**TASK DIRECTIONS**
Repeat the listing exactly as given, omitting every image.

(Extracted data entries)

## Begin

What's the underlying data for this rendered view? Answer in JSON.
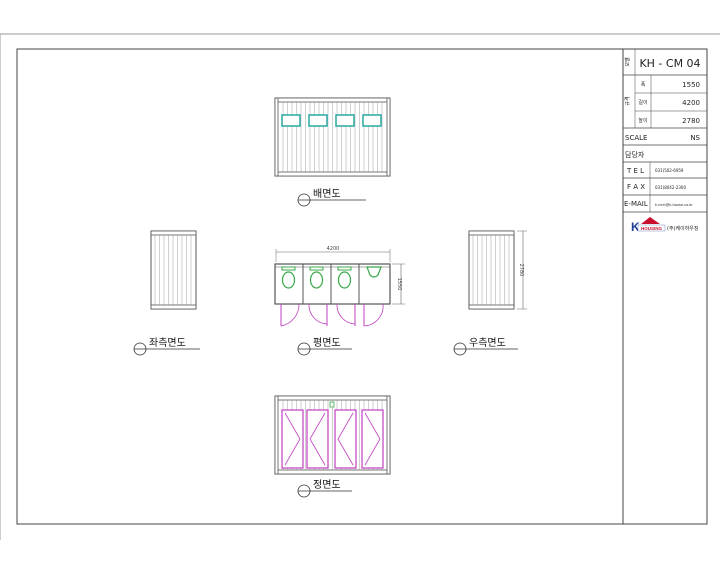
{
  "title_block": {
    "model_label": "모델",
    "model": "KH - CM 04",
    "size_label": "규격",
    "rows": [
      {
        "label": "폭",
        "value": "1550"
      },
      {
        "label": "길이",
        "value": "4200"
      },
      {
        "label": "높이",
        "value": "2780"
      }
    ],
    "scale_label": "SCALE",
    "scale_value": "NS",
    "manager_label": "담당자",
    "tel_label": "T E L",
    "tel_value": "031)502-6959",
    "fax_label": "F A X",
    "fax_value": "031)8042-2300",
    "email_label": "E-MAIL",
    "email_value": "k.cmh@k-house.co.kr",
    "logo_text": "HOUSING",
    "logo_letter": "K",
    "company": "(주)케이하우징"
  },
  "views": {
    "rear": "배면도",
    "left": "좌측면도",
    "plan": "평면도",
    "right": "우측면도",
    "front": "정면도"
  },
  "dimensions": {
    "plan_width": "4200",
    "plan_depth": "1550",
    "side_height": "2780"
  },
  "colors": {
    "window": "#2aa8a0",
    "door": "#c040c0",
    "fixture": "#3aa84a",
    "line": "#555555"
  }
}
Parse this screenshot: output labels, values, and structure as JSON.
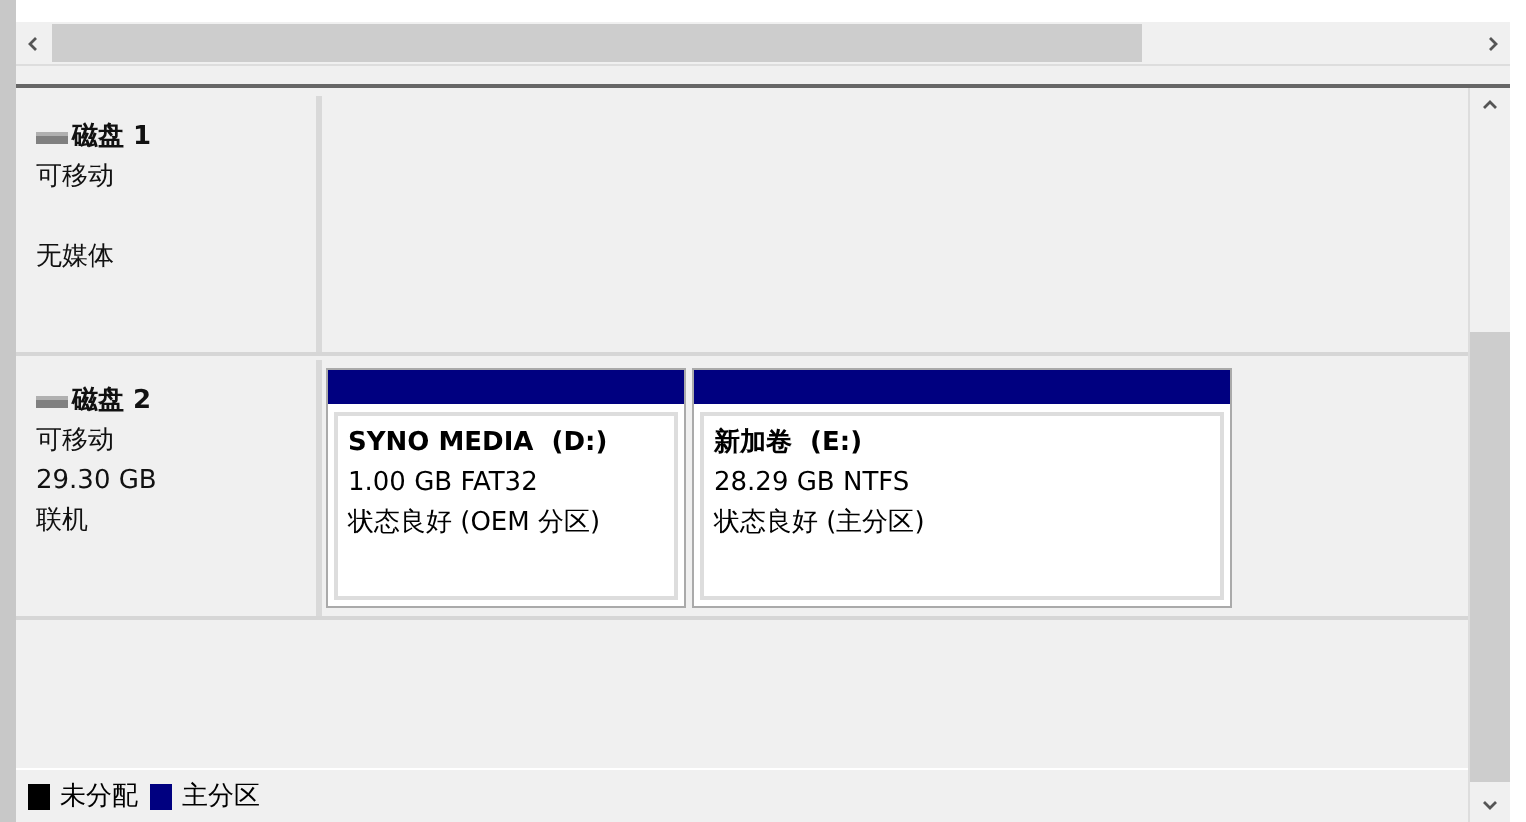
{
  "disks": [
    {
      "name": "磁盘 1",
      "type": "可移动",
      "status": "无媒体"
    },
    {
      "name": "磁盘 2",
      "type": "可移动",
      "capacity": "29.30 GB",
      "status": "联机",
      "partitions": [
        {
          "title": "SYNO MEDIA  (D:)",
          "size": "1.00 GB FAT32",
          "status": "状态良好 (OEM 分区)",
          "color": "#000080"
        },
        {
          "title": "新加卷  (E:)",
          "size": "28.29 GB NTFS",
          "status": "状态良好 (主分区)",
          "color": "#000080"
        }
      ]
    }
  ],
  "legend": [
    {
      "label": "未分配",
      "color": "#000000"
    },
    {
      "label": "主分区",
      "color": "#000080"
    }
  ]
}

## End

**SOLUTION BELOW**
What's the underlying data for this rendered view? Answer in JSON.
{
  "title_block": {
    "model_label": "모델",
    "model": "KH - CM 04",
    "size_label": "규격",
    "rows": [
      {
        "label": "폭",
        "value": "1550"
      },
      {
        "label": "길이",
        "value": "4200"
      },
      {
        "label": "높이",
        "value": "2780"
      }
    ],
    "scale_label": "SCALE",
    "scale_value": "NS",
    "manager_label": "담당자",
    "tel_label": "T E L",
    "tel_value": "031)502-6959",
    "fax_label": "F A X",
    "fax_value": "031)8042-2300",
    "email_label": "E-MAIL",
    "email_value": "k.cmh@k-house.co.kr",
    "logo_text": "HOUSING",
    "logo_letter": "K",
    "company": "(주)케이하우징"
  },
  "views": {
    "rear": "배면도",
    "left": "좌측면도",
    "plan": "평면도",
    "right": "우측면도",
    "front": "정면도"
  },
  "dimensions": {
    "plan_width": "4200",
    "plan_depth": "1550",
    "side_height": "2780"
  },
  "colors": {
    "window": "#2aa8a0",
    "door": "#c040c0",
    "fixture": "#3aa84a",
    "line": "#555555"
  }
}
Parse this screenshot: output labels, values, and structure as JSON.
{
  "disks": [
    {
      "name": "磁盘 1",
      "type": "可移动",
      "status": "无媒体"
    },
    {
      "name": "磁盘 2",
      "type": "可移动",
      "capacity": "29.30 GB",
      "status": "联机",
      "partitions": [
        {
          "title": "SYNO MEDIA  (D:)",
          "size": "1.00 GB FAT32",
          "status": "状态良好 (OEM 分区)",
          "color": "#000080"
        },
        {
          "title": "新加卷  (E:)",
          "size": "28.29 GB NTFS",
          "status": "状态良好 (主分区)",
          "color": "#000080"
        }
      ]
    }
  ],
  "legend": [
    {
      "label": "未分配",
      "color": "#000000"
    },
    {
      "label": "主分区",
      "color": "#000080"
    }
  ]
}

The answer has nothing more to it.